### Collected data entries
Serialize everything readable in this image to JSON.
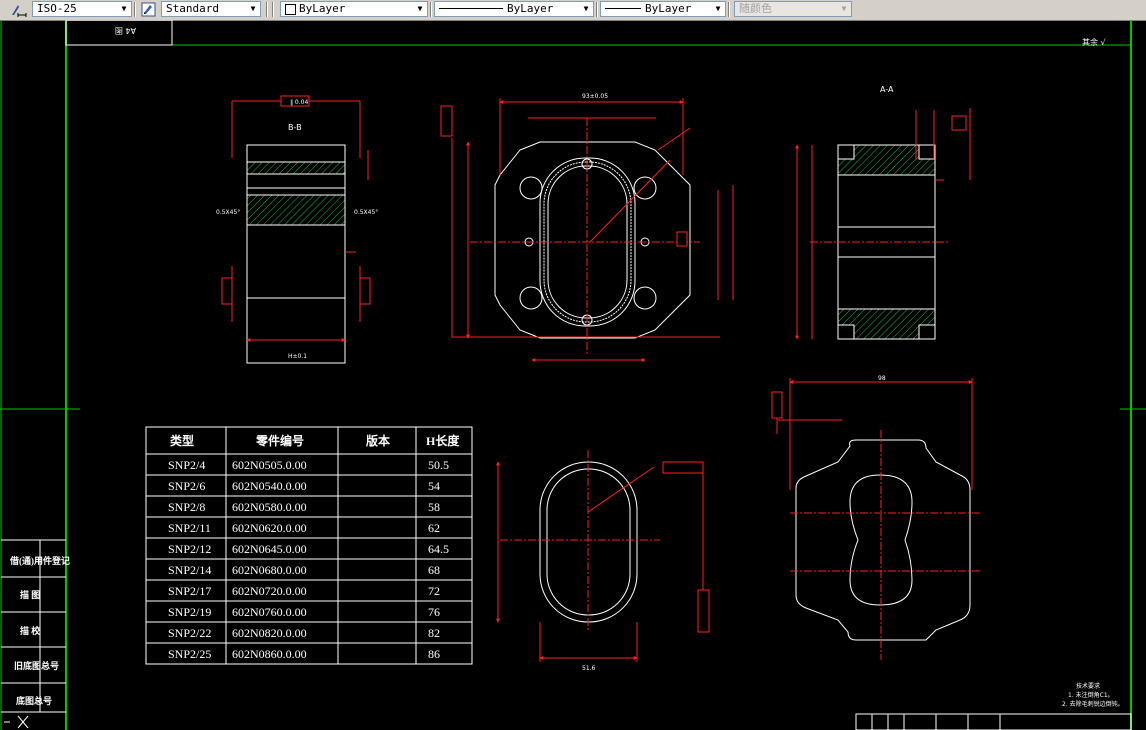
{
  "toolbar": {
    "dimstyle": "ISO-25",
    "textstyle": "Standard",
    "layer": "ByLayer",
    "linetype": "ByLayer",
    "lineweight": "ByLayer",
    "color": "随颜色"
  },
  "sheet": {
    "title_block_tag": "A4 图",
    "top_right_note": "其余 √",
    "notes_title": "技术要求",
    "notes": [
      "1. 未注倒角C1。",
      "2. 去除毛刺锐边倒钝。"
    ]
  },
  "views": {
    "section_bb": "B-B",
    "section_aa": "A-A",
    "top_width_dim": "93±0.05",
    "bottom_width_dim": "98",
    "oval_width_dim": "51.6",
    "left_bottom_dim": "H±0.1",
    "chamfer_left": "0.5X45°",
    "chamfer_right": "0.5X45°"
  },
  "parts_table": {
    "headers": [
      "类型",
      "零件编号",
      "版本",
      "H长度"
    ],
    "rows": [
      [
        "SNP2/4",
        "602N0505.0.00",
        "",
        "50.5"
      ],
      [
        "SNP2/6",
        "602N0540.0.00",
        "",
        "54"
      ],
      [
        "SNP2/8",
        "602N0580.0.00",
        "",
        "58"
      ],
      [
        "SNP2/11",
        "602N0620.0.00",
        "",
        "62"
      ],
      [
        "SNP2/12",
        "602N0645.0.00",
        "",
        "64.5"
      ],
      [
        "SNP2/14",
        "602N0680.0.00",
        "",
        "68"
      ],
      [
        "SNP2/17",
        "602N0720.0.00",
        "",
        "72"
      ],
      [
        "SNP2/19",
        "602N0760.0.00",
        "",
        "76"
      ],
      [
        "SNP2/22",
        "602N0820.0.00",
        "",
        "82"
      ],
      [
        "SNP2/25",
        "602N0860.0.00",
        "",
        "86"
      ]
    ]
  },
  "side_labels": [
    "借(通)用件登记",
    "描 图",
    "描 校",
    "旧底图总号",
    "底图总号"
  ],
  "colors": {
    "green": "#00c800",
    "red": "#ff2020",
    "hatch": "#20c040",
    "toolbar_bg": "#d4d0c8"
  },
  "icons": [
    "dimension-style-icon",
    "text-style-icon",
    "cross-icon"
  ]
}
* * *
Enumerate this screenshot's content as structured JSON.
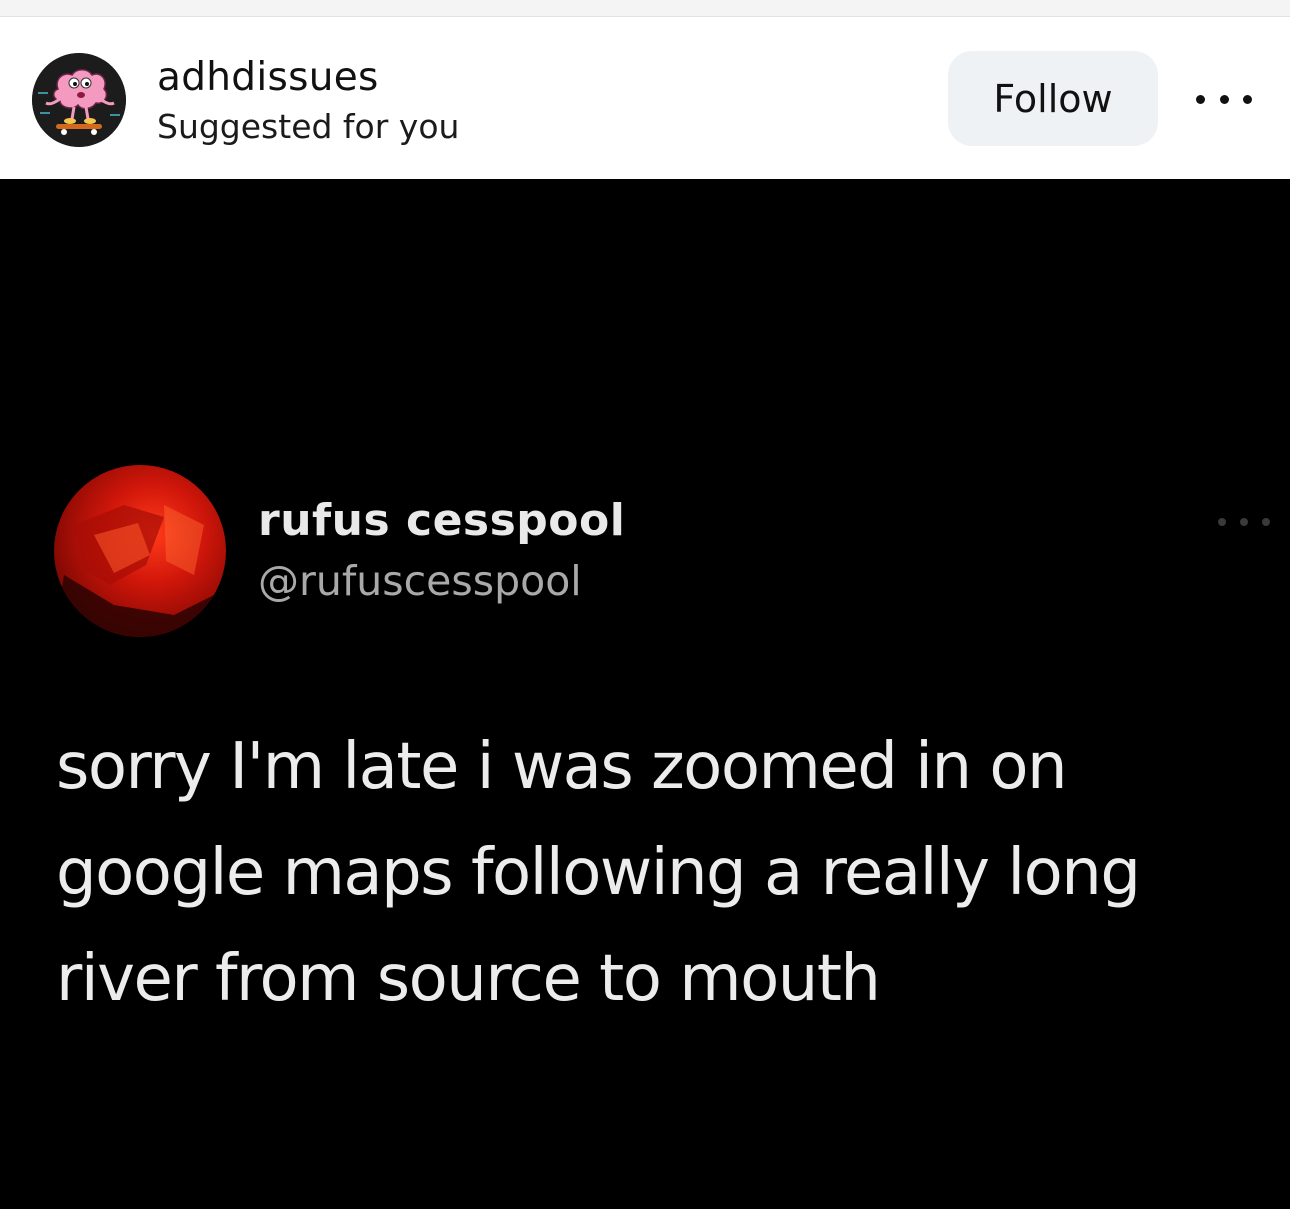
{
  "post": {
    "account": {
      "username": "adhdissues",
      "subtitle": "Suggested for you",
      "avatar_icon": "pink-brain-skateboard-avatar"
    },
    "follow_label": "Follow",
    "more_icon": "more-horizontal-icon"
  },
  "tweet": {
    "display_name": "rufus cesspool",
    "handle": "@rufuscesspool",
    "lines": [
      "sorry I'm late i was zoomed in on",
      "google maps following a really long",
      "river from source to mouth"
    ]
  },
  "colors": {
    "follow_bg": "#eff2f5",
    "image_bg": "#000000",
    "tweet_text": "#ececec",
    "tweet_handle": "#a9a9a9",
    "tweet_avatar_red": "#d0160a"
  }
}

### Task description
Search the entries for the word "this", then gather every line that has it.

### Solution
Serialize everything readable in this image to JSON.
Enumerate this screenshot's content as structured JSON.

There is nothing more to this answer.